### Records for this exercise
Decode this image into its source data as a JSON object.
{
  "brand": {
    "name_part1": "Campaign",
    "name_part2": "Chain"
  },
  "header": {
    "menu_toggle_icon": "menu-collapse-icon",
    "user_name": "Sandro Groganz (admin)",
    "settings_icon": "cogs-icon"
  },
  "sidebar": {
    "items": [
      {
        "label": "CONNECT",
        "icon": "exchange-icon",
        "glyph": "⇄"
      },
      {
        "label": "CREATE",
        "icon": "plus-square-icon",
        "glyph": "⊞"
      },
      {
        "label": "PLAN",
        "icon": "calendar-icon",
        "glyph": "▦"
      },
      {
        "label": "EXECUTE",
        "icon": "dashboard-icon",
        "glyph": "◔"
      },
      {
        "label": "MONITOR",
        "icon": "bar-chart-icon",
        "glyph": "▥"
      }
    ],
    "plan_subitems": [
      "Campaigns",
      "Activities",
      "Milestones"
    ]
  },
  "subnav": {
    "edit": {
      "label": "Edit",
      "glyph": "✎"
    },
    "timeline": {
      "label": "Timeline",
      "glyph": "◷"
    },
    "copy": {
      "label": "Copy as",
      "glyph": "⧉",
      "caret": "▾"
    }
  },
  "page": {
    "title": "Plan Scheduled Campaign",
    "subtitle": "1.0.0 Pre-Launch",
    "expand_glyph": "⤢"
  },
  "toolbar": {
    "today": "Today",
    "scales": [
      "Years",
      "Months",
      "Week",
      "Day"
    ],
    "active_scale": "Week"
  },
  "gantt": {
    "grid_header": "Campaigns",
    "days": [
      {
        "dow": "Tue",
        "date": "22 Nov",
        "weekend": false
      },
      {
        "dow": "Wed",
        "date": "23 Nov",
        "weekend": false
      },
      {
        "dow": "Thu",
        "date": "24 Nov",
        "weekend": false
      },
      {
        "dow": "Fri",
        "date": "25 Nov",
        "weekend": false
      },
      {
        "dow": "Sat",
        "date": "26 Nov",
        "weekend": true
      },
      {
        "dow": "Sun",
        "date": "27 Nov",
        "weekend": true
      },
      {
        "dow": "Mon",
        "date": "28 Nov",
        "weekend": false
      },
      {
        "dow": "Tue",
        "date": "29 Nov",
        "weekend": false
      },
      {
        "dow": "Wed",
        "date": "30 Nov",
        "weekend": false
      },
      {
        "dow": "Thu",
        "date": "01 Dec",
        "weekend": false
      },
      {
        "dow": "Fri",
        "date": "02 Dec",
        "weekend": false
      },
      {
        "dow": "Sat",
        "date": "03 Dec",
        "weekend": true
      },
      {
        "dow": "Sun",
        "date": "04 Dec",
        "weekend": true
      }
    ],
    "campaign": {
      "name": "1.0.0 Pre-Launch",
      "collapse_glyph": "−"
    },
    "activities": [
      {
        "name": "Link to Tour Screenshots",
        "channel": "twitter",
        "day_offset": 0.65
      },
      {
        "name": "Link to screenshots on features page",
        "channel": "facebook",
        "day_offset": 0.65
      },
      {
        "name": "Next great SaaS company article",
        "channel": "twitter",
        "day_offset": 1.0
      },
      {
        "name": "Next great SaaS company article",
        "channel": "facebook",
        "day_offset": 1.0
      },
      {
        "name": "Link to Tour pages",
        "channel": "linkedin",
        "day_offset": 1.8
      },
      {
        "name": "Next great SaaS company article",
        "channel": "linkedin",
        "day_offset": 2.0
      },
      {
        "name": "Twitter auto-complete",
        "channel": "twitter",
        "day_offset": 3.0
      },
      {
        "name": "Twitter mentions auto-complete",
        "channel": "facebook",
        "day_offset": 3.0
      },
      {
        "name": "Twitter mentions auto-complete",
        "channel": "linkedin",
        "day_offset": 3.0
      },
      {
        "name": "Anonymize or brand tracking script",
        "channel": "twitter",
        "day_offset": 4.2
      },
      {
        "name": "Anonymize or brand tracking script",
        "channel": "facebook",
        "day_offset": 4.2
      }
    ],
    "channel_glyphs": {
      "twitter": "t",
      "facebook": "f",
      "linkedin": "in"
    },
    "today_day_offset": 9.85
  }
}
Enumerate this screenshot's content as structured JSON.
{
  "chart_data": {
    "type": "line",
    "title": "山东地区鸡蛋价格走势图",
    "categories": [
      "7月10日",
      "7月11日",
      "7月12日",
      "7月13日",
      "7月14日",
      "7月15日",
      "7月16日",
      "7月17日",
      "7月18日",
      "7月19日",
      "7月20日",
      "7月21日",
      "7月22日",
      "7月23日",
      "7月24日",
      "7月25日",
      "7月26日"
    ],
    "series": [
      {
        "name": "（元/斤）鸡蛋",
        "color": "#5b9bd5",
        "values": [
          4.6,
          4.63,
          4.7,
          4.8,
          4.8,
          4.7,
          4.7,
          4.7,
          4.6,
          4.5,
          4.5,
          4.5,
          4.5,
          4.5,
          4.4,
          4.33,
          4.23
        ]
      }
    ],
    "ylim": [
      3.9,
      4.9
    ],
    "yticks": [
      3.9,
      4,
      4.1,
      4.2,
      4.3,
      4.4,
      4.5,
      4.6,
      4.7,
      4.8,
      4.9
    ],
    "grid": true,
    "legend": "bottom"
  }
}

### Written problem
Reproduce the entire listing word for word.

### Problem solution
Decode this image into its source data as a JSON object.
{
  "brand": {
    "name_part1": "Campaign",
    "name_part2": "Chain"
  },
  "header": {
    "menu_toggle_icon": "menu-collapse-icon",
    "user_name": "Sandro Groganz (admin)",
    "settings_icon": "cogs-icon"
  },
  "sidebar": {
    "items": [
      {
        "label": "CONNECT",
        "icon": "exchange-icon",
        "glyph": "⇄"
      },
      {
        "label": "CREATE",
        "icon": "plus-square-icon",
        "glyph": "⊞"
      },
      {
        "label": "PLAN",
        "icon": "calendar-icon",
        "glyph": "▦"
      },
      {
        "label": "EXECUTE",
        "icon": "dashboard-icon",
        "glyph": "◔"
      },
      {
        "label": "MONITOR",
        "icon": "bar-chart-icon",
        "glyph": "▥"
      }
    ],
    "plan_subitems": [
      "Campaigns",
      "Activities",
      "Milestones"
    ]
  },
  "subnav": {
    "edit": {
      "label": "Edit",
      "glyph": "✎"
    },
    "timeline": {
      "label": "Timeline",
      "glyph": "◷"
    },
    "copy": {
      "label": "Copy as",
      "glyph": "⧉",
      "caret": "▾"
    }
  },
  "page": {
    "title": "Plan Scheduled Campaign",
    "subtitle": "1.0.0 Pre-Launch",
    "expand_glyph": "⤢"
  },
  "toolbar": {
    "today": "Today",
    "scales": [
      "Years",
      "Months",
      "Week",
      "Day"
    ],
    "active_scale": "Week"
  },
  "gantt": {
    "grid_header": "Campaigns",
    "days": [
      {
        "dow": "Tue",
        "date": "22 Nov",
        "weekend": false
      },
      {
        "dow": "Wed",
        "date": "23 Nov",
        "weekend": false
      },
      {
        "dow": "Thu",
        "date": "24 Nov",
        "weekend": false
      },
      {
        "dow": "Fri",
        "date": "25 Nov",
        "weekend": false
      },
      {
        "dow": "Sat",
        "date": "26 Nov",
        "weekend": true
      },
      {
        "dow": "Sun",
        "date": "27 Nov",
        "weekend": true
      },
      {
        "dow": "Mon",
        "date": "28 Nov",
        "weekend": false
      },
      {
        "dow": "Tue",
        "date": "29 Nov",
        "weekend": false
      },
      {
        "dow": "Wed",
        "date": "30 Nov",
        "weekend": false
      },
      {
        "dow": "Thu",
        "date": "01 Dec",
        "weekend": false
      },
      {
        "dow": "Fri",
        "date": "02 Dec",
        "weekend": false
      },
      {
        "dow": "Sat",
        "date": "03 Dec",
        "weekend": true
      },
      {
        "dow": "Sun",
        "date": "04 Dec",
        "weekend": true
      }
    ],
    "campaign": {
      "name": "1.0.0 Pre-Launch",
      "collapse_glyph": "−"
    },
    "activities": [
      {
        "name": "Link to Tour Screenshots",
        "channel": "twitter",
        "day_offset": 0.65
      },
      {
        "name": "Link to screenshots on features page",
        "channel": "facebook",
        "day_offset": 0.65
      },
      {
        "name": "Next great SaaS company article",
        "channel": "twitter",
        "day_offset": 1.0
      },
      {
        "name": "Next great SaaS company article",
        "channel": "facebook",
        "day_offset": 1.0
      },
      {
        "name": "Link to Tour pages",
        "channel": "linkedin",
        "day_offset": 1.8
      },
      {
        "name": "Next great SaaS company article",
        "channel": "linkedin",
        "day_offset": 2.0
      },
      {
        "name": "Twitter auto-complete",
        "channel": "twitter",
        "day_offset": 3.0
      },
      {
        "name": "Twitter mentions auto-complete",
        "channel": "facebook",
        "day_offset": 3.0
      },
      {
        "name": "Twitter mentions auto-complete",
        "channel": "linkedin",
        "day_offset": 3.0
      },
      {
        "name": "Anonymize or brand tracking script",
        "channel": "twitter",
        "day_offset": 4.2
      },
      {
        "name": "Anonymize or brand tracking script",
        "channel": "facebook",
        "day_offset": 4.2
      }
    ],
    "channel_glyphs": {
      "twitter": "t",
      "facebook": "f",
      "linkedin": "in"
    },
    "today_day_offset": 9.85
  }
}
Enumerate this screenshot's content as structured JSON.
{
  "chart_data": {
    "type": "line",
    "title": "山东地区鸡蛋价格走势图",
    "categories": [
      "7月10日",
      "7月11日",
      "7月12日",
      "7月13日",
      "7月14日",
      "7月15日",
      "7月16日",
      "7月17日",
      "7月18日",
      "7月19日",
      "7月20日",
      "7月21日",
      "7月22日",
      "7月23日",
      "7月24日",
      "7月25日",
      "7月26日"
    ],
    "series": [
      {
        "name": "（元/斤）鸡蛋",
        "color": "#5b9bd5",
        "values": [
          4.6,
          4.63,
          4.7,
          4.8,
          4.8,
          4.7,
          4.7,
          4.7,
          4.6,
          4.5,
          4.5,
          4.5,
          4.5,
          4.5,
          4.4,
          4.33,
          4.23
        ]
      }
    ],
    "ylim": [
      3.9,
      4.9
    ],
    "yticks": [
      3.9,
      4,
      4.1,
      4.2,
      4.3,
      4.4,
      4.5,
      4.6,
      4.7,
      4.8,
      4.9
    ],
    "grid": true,
    "legend": "bottom"
  }
}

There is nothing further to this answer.